▶ [Exercise objective]:
In the entries, find all lines that hold the word "this" and copy them.

[Records about charts and figures]

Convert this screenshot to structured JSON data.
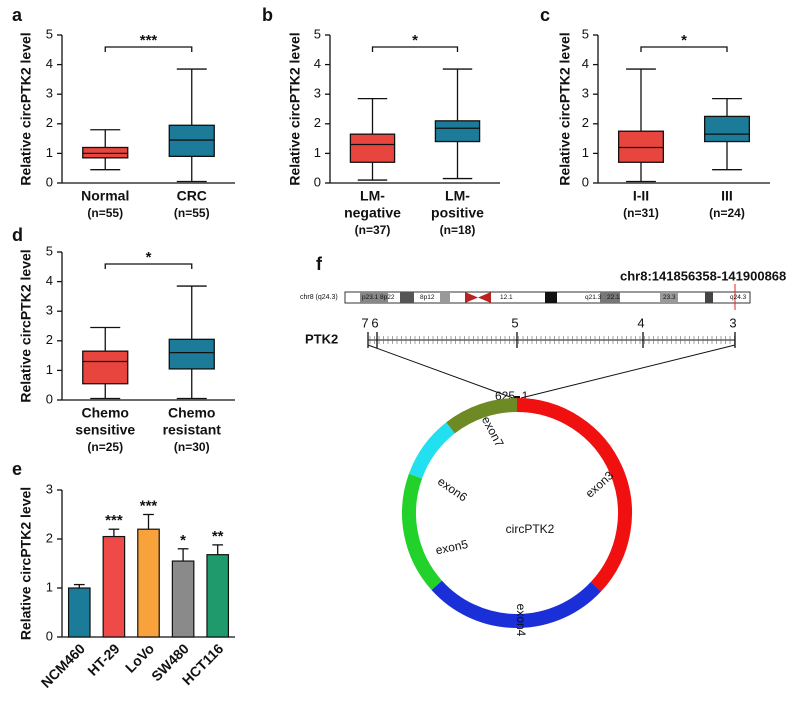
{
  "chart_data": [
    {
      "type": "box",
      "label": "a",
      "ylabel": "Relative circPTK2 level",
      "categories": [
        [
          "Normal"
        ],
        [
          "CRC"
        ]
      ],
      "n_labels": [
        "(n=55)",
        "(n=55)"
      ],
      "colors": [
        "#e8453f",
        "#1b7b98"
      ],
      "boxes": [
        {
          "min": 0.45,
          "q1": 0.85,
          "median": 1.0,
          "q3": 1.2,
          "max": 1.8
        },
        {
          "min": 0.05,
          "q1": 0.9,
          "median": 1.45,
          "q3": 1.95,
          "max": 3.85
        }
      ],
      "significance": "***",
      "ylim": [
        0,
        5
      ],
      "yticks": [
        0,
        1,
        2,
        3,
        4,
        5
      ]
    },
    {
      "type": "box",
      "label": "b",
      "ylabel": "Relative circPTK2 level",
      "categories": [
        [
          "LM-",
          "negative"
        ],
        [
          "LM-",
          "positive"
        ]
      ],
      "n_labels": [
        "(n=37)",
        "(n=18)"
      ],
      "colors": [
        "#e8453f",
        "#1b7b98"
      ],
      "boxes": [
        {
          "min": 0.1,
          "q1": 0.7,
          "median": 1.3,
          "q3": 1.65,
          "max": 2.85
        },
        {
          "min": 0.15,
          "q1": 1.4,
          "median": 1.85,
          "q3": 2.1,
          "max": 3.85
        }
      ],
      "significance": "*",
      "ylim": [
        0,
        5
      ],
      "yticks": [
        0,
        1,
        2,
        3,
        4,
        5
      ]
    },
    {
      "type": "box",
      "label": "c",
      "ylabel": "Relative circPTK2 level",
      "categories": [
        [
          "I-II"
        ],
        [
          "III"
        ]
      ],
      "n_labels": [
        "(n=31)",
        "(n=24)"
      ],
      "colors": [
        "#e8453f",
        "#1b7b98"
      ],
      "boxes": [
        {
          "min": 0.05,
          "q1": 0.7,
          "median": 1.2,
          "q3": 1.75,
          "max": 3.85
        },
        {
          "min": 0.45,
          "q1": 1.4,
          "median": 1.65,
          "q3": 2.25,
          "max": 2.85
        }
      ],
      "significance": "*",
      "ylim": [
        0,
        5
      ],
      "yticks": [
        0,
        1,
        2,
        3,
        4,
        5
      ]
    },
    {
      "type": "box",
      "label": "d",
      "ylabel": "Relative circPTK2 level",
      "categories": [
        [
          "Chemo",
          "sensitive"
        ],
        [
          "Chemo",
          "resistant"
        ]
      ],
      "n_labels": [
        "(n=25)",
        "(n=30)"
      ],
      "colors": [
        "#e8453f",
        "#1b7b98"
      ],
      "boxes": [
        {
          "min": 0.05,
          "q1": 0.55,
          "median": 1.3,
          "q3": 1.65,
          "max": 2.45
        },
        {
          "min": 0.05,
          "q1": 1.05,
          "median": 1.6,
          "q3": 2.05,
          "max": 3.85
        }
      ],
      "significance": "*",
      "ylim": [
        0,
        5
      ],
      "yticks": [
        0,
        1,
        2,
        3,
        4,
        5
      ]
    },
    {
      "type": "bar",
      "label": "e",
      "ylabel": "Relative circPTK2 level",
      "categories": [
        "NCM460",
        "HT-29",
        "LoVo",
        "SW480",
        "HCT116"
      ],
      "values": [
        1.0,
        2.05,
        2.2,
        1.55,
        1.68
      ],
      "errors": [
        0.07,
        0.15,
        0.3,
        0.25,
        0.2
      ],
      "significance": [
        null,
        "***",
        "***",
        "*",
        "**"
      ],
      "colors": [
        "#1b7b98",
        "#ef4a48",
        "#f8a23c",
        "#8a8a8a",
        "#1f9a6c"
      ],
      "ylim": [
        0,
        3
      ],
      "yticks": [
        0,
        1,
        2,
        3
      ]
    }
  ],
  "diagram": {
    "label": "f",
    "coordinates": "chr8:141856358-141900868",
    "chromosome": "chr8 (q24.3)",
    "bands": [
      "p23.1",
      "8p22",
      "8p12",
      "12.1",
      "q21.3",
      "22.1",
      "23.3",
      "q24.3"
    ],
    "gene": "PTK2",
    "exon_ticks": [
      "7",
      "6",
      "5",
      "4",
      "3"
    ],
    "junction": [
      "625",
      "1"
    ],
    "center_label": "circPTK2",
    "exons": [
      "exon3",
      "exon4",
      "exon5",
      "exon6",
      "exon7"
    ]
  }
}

* * *

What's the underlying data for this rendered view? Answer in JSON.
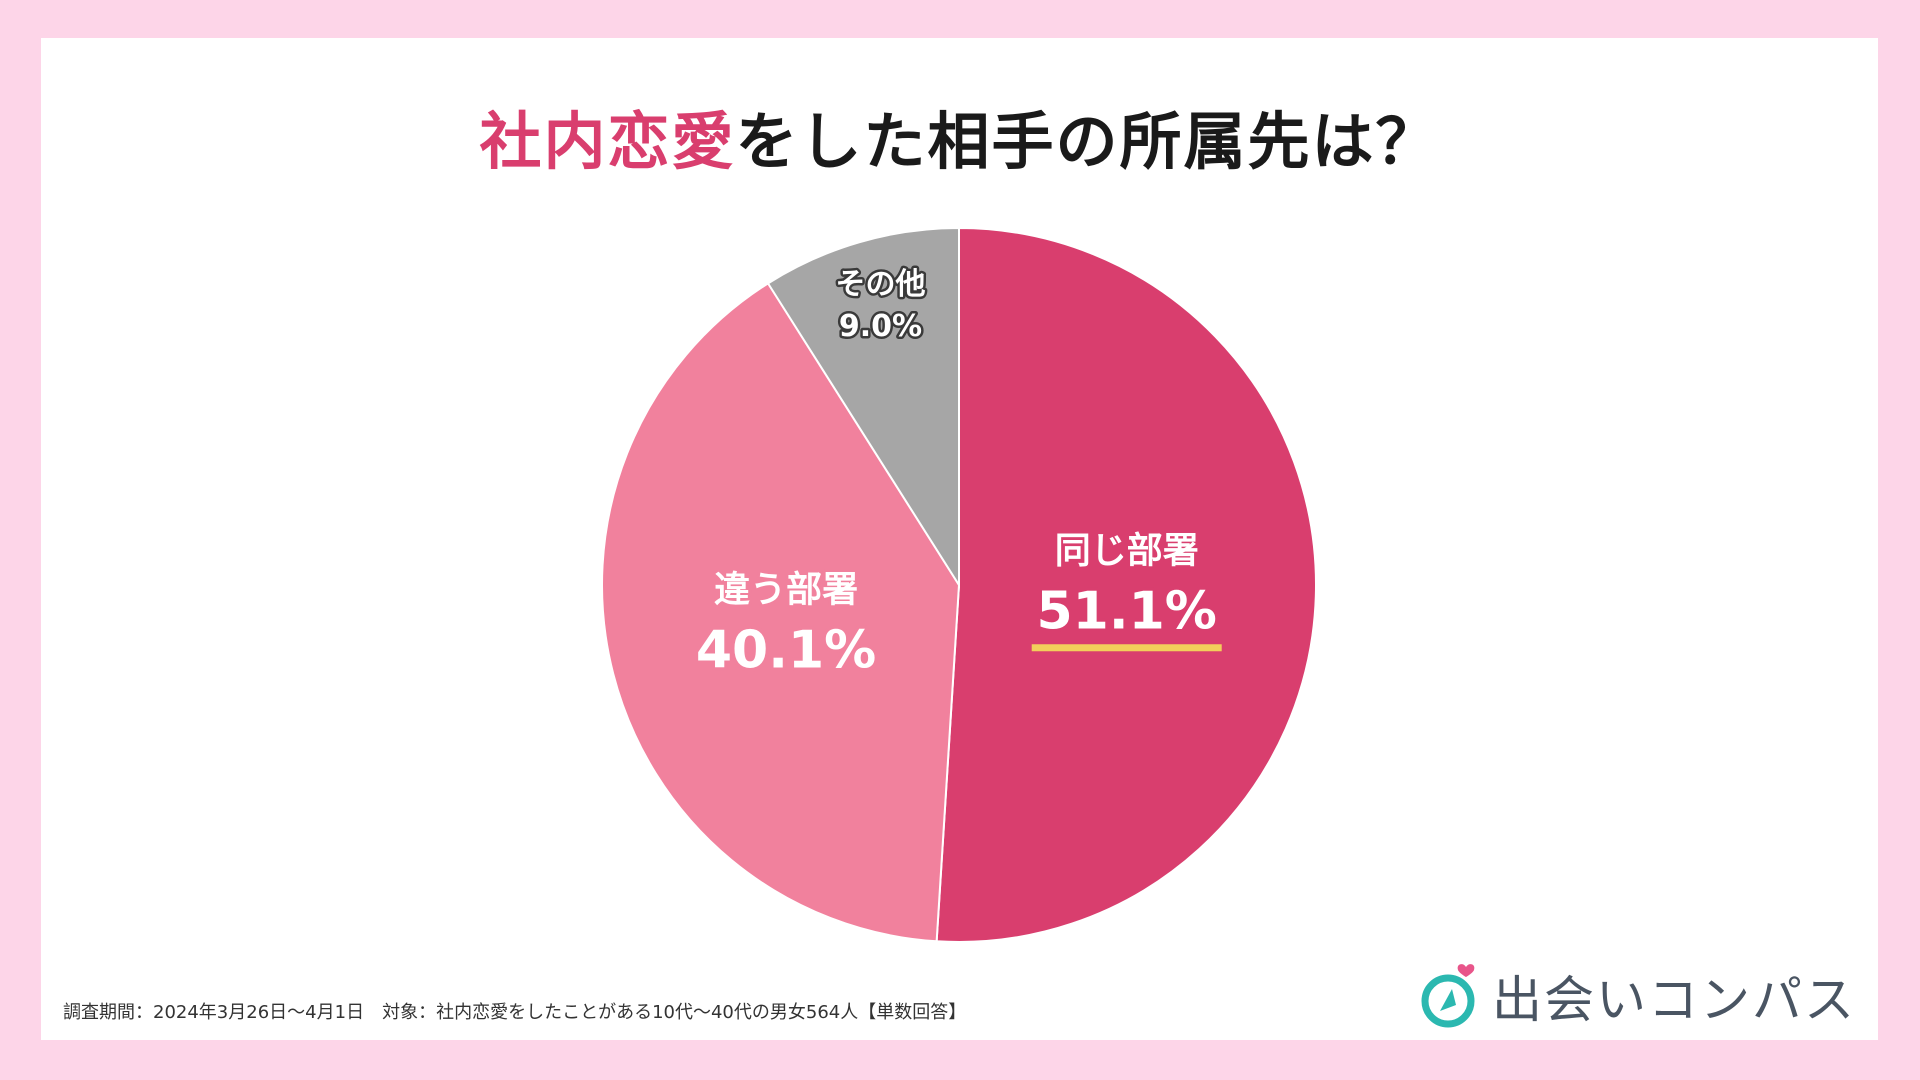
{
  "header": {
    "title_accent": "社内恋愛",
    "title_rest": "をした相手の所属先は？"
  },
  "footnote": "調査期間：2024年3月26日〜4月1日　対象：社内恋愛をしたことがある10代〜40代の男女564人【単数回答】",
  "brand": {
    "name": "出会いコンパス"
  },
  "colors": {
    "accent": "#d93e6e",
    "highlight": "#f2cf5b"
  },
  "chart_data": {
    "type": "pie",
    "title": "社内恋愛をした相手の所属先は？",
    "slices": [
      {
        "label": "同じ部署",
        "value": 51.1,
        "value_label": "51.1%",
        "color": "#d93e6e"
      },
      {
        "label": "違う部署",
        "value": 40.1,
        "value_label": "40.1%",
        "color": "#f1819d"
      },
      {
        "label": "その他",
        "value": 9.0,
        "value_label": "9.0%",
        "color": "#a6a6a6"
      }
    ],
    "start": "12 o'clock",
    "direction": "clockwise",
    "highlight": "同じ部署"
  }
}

▶ [Task answer]:
Convert this screenshot to structured JSON data.
What's the underlying data for this rendered view? Answer in JSON.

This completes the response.